Request: Count lines, not occurrences: report how many lines in the records hold the string "page", and nothing else.

Records for this task:

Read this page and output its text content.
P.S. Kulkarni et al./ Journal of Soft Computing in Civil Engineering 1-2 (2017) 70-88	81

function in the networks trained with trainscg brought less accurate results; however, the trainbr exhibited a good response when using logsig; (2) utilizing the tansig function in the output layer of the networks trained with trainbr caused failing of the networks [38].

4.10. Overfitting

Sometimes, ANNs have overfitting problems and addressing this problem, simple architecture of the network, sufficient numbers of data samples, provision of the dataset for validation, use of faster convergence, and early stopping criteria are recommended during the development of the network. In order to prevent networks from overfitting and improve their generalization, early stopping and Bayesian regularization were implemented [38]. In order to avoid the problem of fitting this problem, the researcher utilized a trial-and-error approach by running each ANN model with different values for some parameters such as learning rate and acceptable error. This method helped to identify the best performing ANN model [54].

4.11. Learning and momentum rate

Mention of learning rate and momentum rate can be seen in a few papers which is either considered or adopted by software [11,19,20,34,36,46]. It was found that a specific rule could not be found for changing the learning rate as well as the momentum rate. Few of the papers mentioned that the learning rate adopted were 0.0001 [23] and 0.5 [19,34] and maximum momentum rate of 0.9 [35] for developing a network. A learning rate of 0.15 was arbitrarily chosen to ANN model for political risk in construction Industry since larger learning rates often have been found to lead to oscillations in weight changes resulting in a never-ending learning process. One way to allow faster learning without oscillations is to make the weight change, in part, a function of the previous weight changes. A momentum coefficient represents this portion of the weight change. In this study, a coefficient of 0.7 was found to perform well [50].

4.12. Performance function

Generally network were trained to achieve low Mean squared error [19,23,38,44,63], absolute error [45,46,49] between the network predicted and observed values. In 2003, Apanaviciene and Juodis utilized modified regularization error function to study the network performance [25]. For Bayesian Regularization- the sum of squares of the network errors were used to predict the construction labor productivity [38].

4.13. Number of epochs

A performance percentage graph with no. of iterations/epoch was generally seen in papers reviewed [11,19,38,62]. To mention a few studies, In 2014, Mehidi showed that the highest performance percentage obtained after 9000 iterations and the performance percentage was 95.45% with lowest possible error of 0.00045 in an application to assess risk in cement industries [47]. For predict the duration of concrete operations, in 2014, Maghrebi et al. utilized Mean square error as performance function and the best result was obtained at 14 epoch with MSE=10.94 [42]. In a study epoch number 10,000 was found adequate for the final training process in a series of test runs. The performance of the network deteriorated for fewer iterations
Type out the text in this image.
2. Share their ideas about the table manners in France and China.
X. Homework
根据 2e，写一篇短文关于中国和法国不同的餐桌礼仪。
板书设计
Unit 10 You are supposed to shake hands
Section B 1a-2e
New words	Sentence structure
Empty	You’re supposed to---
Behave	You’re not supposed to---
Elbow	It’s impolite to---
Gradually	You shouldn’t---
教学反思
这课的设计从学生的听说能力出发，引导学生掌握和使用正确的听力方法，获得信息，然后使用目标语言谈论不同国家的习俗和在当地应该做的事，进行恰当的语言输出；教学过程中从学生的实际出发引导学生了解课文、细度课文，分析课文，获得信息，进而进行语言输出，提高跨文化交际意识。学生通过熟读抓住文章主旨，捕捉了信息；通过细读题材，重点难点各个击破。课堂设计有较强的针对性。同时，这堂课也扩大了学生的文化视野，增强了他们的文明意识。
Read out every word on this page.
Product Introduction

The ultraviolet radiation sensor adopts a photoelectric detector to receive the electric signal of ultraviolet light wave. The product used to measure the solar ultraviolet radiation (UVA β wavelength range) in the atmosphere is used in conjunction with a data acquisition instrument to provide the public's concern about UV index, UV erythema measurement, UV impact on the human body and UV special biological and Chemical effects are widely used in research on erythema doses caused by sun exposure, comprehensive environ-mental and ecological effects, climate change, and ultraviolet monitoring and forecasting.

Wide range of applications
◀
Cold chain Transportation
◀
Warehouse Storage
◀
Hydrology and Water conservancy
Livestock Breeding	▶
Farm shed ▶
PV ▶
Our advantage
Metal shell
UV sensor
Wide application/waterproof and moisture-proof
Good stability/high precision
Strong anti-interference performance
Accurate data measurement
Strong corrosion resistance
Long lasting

Result of the task: 2